## Excerpts from a figure dataset
════════════════════

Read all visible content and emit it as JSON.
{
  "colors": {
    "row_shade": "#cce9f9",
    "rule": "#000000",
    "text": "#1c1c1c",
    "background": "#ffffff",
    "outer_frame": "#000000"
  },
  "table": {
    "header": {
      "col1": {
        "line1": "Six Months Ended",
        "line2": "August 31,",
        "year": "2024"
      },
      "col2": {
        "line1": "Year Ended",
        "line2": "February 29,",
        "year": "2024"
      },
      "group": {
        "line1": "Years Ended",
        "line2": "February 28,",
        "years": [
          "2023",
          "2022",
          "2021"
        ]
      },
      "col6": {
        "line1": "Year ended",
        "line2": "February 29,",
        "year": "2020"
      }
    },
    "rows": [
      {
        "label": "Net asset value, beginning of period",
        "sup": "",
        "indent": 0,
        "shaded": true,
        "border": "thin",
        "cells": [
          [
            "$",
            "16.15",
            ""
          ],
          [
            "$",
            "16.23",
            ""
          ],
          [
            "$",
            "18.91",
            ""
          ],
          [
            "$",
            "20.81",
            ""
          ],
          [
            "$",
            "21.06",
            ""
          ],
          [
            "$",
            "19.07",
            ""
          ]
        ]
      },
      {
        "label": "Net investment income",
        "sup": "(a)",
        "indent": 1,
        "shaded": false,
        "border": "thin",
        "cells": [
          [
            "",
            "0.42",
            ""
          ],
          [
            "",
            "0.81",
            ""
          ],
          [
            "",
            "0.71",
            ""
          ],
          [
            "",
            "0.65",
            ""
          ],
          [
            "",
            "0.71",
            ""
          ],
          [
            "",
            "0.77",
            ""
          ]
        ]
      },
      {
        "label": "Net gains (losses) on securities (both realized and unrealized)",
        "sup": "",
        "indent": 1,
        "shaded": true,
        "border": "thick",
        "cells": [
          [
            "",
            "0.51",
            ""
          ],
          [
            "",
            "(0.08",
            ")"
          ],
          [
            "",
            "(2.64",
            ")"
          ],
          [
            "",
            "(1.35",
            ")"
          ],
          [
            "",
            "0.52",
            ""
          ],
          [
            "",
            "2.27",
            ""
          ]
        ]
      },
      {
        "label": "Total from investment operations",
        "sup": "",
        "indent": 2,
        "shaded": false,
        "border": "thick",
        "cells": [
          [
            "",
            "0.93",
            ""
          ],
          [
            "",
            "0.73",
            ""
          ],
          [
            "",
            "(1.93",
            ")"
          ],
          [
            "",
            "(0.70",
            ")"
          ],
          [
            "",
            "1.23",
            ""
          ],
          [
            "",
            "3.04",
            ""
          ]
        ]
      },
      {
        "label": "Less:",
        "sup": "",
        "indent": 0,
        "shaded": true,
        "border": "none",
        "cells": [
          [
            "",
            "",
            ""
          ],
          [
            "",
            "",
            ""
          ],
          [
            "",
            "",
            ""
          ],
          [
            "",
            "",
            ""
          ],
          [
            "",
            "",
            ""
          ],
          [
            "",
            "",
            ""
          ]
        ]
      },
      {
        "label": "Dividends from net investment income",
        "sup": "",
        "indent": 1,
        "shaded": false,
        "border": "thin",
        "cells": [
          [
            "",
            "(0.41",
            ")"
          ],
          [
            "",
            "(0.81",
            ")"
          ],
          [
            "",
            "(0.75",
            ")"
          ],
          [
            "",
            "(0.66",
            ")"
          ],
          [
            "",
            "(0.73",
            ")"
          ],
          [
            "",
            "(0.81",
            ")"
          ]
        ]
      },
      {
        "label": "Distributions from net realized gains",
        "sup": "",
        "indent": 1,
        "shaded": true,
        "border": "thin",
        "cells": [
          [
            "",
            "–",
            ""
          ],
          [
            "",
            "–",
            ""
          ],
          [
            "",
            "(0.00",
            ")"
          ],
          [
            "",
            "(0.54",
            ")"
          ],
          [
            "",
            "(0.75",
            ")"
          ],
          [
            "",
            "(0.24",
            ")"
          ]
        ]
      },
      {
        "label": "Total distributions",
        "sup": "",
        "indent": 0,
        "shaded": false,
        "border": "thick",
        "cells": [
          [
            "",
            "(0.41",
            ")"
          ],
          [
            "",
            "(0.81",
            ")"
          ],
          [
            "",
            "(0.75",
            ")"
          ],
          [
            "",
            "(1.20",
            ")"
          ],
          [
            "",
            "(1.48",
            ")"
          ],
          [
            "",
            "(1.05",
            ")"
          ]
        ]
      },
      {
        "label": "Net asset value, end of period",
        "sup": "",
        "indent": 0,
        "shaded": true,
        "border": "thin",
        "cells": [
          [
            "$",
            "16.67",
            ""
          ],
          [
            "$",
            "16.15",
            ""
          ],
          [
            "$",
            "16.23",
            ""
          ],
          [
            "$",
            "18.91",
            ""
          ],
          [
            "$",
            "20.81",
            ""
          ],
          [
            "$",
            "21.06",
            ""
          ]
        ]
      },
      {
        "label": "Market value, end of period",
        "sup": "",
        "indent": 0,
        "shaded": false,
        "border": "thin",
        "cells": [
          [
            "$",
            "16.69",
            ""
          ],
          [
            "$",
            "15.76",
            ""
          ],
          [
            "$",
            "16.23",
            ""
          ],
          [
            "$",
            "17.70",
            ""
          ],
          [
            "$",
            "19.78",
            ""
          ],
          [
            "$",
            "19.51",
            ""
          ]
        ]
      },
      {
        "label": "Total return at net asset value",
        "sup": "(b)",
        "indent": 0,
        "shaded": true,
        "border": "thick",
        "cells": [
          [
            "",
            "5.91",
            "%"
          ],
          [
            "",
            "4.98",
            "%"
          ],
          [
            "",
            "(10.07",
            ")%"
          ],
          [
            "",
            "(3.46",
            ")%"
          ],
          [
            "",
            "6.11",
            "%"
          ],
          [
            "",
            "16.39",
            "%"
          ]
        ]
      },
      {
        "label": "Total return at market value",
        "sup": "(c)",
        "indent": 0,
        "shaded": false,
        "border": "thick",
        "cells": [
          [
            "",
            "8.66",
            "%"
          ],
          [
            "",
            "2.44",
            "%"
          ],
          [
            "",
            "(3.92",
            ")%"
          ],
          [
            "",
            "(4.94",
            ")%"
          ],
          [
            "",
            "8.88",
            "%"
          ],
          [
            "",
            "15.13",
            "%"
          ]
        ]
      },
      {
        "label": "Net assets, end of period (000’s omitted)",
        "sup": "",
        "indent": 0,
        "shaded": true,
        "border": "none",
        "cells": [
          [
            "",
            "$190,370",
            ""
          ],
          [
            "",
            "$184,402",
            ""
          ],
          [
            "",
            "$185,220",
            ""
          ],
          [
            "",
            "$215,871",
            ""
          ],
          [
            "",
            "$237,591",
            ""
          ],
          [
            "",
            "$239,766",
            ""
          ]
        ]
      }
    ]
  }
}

════════════════════

## Stated exercise
Search the lines for "gains". Copy each line that has it.

## Exercise solution
        "label": "Net gains (losses) on securities (both realized and unrealized)",
        "label": "Distributions from net realized gains",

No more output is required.